- **TO BE DONE**:
In the entries below, find the lines that contain the word "verbinden" and copy them.

- **RECORDED DATA**:
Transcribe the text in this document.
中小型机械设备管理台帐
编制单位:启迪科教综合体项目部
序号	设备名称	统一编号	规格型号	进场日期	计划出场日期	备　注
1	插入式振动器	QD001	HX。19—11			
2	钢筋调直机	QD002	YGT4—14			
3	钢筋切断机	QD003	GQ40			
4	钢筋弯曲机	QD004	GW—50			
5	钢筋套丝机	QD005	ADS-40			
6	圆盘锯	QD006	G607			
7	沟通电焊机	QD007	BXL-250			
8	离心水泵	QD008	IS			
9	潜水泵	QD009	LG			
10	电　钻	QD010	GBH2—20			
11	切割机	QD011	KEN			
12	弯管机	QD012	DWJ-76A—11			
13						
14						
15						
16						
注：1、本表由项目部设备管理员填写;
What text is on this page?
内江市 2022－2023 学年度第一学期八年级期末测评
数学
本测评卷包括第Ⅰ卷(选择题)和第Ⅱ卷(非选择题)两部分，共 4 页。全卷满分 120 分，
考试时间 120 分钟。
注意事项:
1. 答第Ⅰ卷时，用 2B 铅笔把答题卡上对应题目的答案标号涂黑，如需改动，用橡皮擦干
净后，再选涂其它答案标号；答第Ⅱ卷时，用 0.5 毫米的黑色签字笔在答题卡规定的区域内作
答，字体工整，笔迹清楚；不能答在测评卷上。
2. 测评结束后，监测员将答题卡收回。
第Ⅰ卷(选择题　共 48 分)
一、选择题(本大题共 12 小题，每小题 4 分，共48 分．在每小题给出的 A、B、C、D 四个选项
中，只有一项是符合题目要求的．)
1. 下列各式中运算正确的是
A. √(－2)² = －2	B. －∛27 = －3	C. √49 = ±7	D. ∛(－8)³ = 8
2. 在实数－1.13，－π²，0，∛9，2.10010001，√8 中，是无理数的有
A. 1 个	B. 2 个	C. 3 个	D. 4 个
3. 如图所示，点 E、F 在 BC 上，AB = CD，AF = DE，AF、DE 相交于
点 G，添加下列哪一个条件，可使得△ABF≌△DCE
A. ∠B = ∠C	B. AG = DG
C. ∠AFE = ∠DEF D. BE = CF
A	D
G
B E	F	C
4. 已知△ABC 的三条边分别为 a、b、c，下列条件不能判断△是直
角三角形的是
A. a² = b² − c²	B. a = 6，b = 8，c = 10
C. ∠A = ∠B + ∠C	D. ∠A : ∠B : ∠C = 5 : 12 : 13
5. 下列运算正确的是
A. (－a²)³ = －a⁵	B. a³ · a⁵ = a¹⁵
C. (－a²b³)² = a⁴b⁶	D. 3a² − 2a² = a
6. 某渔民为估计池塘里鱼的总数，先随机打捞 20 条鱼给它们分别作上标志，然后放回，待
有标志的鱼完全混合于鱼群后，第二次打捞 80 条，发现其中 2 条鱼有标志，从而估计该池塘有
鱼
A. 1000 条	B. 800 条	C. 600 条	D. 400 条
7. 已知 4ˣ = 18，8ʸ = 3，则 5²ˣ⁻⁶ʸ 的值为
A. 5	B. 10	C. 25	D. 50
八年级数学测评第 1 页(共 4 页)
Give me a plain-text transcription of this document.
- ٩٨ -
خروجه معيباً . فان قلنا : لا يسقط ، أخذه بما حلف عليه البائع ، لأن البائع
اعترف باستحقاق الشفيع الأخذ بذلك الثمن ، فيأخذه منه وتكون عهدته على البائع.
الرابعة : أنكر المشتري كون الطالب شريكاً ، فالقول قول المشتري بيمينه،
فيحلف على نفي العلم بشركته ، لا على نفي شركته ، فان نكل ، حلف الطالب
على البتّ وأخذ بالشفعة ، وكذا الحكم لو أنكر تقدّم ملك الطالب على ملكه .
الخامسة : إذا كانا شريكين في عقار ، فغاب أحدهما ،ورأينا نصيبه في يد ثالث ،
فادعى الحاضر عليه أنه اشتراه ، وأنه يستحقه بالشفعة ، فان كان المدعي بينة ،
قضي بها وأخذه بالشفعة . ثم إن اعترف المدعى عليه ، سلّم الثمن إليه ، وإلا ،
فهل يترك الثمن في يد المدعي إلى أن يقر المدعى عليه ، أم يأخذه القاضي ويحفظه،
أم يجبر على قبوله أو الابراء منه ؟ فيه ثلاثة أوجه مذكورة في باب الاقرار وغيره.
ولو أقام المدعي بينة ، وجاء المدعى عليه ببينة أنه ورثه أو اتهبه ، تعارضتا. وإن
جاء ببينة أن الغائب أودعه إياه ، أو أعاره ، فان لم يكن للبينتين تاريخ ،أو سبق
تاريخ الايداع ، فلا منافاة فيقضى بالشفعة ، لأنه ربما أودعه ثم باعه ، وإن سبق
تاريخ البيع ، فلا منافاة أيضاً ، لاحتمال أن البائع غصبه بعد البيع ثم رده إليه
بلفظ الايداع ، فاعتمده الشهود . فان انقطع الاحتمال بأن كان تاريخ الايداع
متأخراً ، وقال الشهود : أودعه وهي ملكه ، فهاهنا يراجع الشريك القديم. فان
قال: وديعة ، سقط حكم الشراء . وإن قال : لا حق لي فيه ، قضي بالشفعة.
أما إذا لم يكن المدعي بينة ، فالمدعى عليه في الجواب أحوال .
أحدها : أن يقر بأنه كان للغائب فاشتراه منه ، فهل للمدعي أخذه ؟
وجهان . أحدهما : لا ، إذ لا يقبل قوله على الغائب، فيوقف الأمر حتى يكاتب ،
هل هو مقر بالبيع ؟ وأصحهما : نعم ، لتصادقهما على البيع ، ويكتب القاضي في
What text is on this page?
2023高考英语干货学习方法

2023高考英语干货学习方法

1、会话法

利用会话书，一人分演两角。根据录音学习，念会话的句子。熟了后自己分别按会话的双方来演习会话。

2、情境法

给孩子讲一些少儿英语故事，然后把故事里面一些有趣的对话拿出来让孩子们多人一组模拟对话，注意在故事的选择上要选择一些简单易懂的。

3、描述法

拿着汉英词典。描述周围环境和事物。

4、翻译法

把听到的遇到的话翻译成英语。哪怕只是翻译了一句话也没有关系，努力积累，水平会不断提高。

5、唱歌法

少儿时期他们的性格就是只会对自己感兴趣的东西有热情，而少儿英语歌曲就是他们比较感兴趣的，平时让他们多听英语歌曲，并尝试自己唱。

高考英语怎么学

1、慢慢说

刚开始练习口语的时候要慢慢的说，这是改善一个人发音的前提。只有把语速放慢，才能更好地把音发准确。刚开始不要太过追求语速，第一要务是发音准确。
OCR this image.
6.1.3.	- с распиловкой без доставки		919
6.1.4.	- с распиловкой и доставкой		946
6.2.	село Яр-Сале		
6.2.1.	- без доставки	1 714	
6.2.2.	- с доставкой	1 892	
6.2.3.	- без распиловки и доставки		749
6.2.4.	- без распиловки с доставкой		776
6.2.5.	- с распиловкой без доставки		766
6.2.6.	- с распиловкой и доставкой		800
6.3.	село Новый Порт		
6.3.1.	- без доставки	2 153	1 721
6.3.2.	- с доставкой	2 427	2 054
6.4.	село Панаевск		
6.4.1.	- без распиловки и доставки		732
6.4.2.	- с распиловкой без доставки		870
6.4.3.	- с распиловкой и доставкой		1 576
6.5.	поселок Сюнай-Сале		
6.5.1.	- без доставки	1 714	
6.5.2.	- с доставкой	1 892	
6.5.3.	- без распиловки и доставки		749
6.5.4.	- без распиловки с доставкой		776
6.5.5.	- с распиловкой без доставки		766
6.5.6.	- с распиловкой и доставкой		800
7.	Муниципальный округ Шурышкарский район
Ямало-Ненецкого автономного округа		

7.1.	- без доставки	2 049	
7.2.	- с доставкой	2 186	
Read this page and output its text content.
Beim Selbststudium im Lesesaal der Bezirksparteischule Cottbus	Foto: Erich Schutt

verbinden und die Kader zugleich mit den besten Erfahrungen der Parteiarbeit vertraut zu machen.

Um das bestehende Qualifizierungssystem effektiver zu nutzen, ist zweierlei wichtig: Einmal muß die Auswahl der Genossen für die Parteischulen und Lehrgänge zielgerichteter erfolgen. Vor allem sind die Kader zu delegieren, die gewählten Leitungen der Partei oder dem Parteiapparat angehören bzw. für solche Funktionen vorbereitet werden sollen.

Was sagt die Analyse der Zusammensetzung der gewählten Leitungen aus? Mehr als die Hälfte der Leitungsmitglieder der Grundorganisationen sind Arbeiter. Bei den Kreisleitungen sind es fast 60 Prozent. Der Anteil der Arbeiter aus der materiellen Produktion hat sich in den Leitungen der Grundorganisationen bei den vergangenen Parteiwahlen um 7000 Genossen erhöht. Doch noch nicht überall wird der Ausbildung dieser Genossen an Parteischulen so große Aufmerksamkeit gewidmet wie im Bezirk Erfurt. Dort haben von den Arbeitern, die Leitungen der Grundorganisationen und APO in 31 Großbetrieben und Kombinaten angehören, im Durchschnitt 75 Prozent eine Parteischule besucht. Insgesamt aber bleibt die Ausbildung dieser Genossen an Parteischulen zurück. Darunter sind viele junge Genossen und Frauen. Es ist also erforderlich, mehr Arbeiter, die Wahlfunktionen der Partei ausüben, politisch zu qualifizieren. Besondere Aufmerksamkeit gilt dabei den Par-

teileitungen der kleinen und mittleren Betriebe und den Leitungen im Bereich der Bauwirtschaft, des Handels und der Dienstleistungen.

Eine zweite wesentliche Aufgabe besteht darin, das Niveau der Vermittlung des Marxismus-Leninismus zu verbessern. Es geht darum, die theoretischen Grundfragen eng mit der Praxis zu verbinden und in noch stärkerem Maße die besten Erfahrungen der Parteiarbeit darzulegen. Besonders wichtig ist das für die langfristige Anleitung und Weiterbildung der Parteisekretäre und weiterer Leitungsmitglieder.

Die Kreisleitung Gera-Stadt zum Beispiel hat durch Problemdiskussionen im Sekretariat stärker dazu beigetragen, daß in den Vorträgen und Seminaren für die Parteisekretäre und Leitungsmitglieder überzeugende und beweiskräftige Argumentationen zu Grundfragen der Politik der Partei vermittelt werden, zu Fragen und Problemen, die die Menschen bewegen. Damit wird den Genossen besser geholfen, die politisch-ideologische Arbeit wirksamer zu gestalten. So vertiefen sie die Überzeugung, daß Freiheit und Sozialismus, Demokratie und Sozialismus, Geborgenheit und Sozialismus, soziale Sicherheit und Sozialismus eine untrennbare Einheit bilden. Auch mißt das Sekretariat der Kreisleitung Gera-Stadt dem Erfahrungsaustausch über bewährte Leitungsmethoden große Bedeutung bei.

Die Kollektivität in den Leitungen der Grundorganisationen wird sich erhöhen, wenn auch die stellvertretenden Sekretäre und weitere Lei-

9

- **FINAL RESULT**:
verbinden und die Kader zugleich mit den besten Erfahrungen der Parteiarbeit vertraut zu machen.
Eine zweite wesentliche Aufgabe besteht darin, das Niveau der Vermittlung des Marxismus-Leninismus zu verbessern. Es geht darum, die theoretischen Grundfragen eng mit der Praxis zu verbinden und in noch stärkerem Maße die besten Erfahrungen der Parteiarbeit darzulegen. Besonders wichtig ist das für die langfristige Anleitung und Weiterbildung der Parteisekretäre und weiterer Leitungsmitglieder.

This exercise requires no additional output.